++++ EXTRACTED ENTRIES ++++

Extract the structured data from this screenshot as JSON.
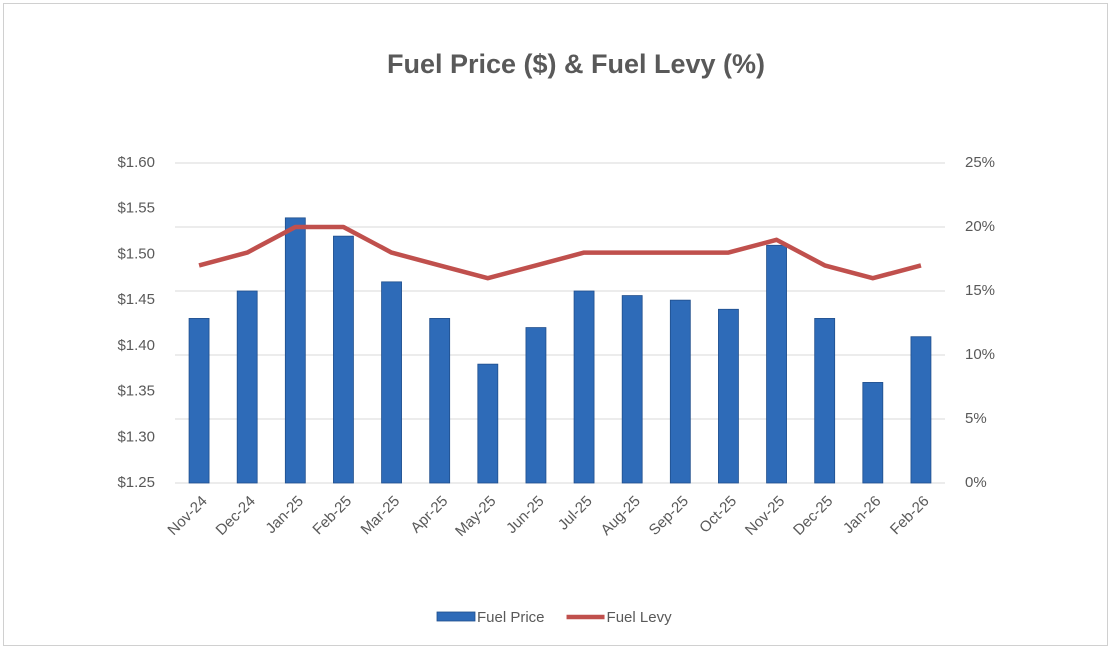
{
  "chart_data": {
    "type": "bar-line",
    "title": "Fuel Price ($) & Fuel Levy (%)",
    "categories": [
      "Nov-24",
      "Dec-24",
      "Jan-25",
      "Feb-25",
      "Mar-25",
      "Apr-25",
      "May-25",
      "Jun-25",
      "Jul-25",
      "Aug-25",
      "Sep-25",
      "Oct-25",
      "Nov-25",
      "Dec-25",
      "Jan-26",
      "Feb-26"
    ],
    "series": [
      {
        "name": "Fuel Price",
        "color": "#2e6bb8",
        "type": "bar",
        "axis": "y",
        "values": [
          1.43,
          1.46,
          1.54,
          1.52,
          1.47,
          1.43,
          1.38,
          1.42,
          1.46,
          1.455,
          1.45,
          1.44,
          1.51,
          1.43,
          1.36,
          1.41
        ]
      },
      {
        "name": "Fuel Levy",
        "color": "#c0504d",
        "type": "line",
        "axis": "y2",
        "values": [
          17,
          18,
          20,
          20,
          18,
          17,
          16,
          17,
          18,
          18,
          18,
          18,
          19,
          17,
          16,
          17
        ]
      }
    ],
    "ylim": [
      1.25,
      1.6
    ],
    "yticks": [
      {
        "value": 1.25,
        "label": "$1.25"
      },
      {
        "value": 1.3,
        "label": "$1.30"
      },
      {
        "value": 1.35,
        "label": "$1.35"
      },
      {
        "value": 1.4,
        "label": "$1.40"
      },
      {
        "value": 1.45,
        "label": "$1.45"
      },
      {
        "value": 1.5,
        "label": "$1.50"
      },
      {
        "value": 1.55,
        "label": "$1.55"
      },
      {
        "value": 1.6,
        "label": "$1.60"
      }
    ],
    "y2lim": [
      0,
      25
    ],
    "y2ticks": [
      {
        "value": 0,
        "label": "0%"
      },
      {
        "value": 5,
        "label": "5%"
      },
      {
        "value": 10,
        "label": "10%"
      },
      {
        "value": 15,
        "label": "15%"
      },
      {
        "value": 20,
        "label": "20%"
      },
      {
        "value": 25,
        "label": "25%"
      }
    ],
    "grid": true,
    "grid_axis": "y2",
    "legend": "bottom"
  }
}
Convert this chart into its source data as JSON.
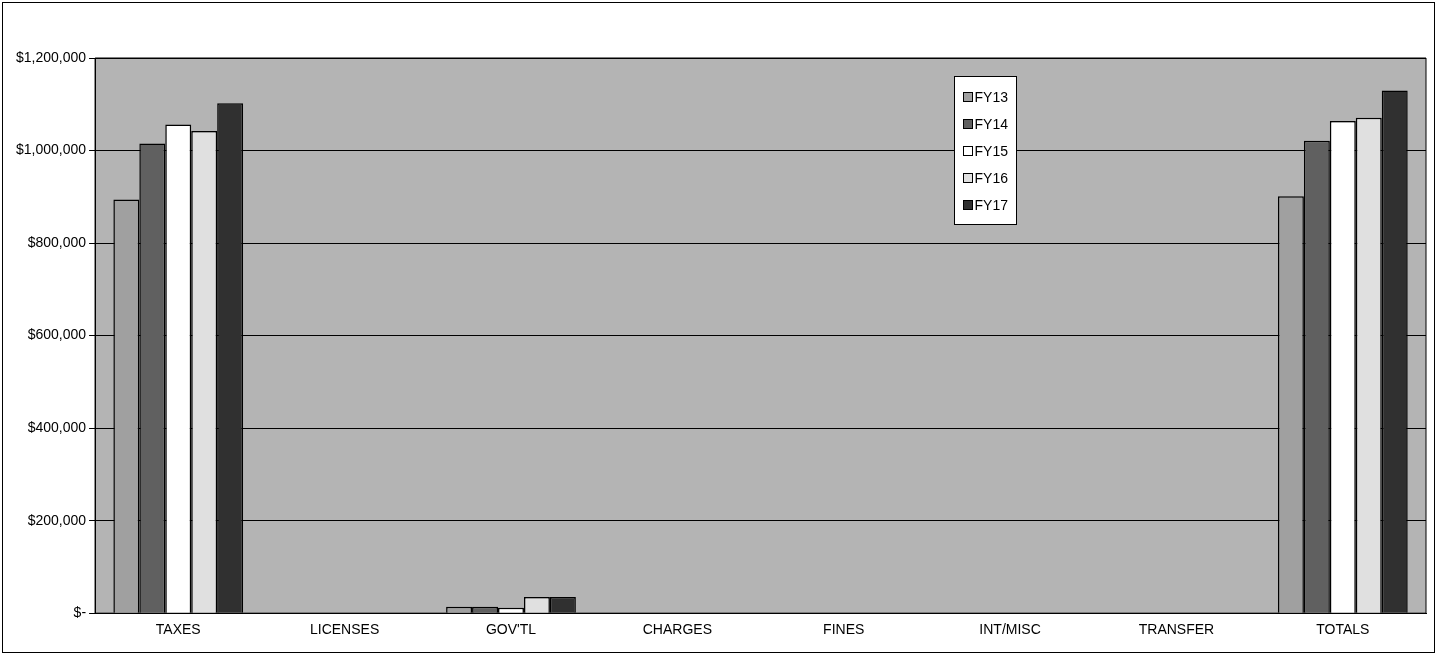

++++

TO BE DONE> Filter the records down to the lines that contain the string "Price", and copy those lines.

ANSWER>
    "title": "Fuel Price ($) & Fuel Levy (%)",
        "name": "Fuel Price",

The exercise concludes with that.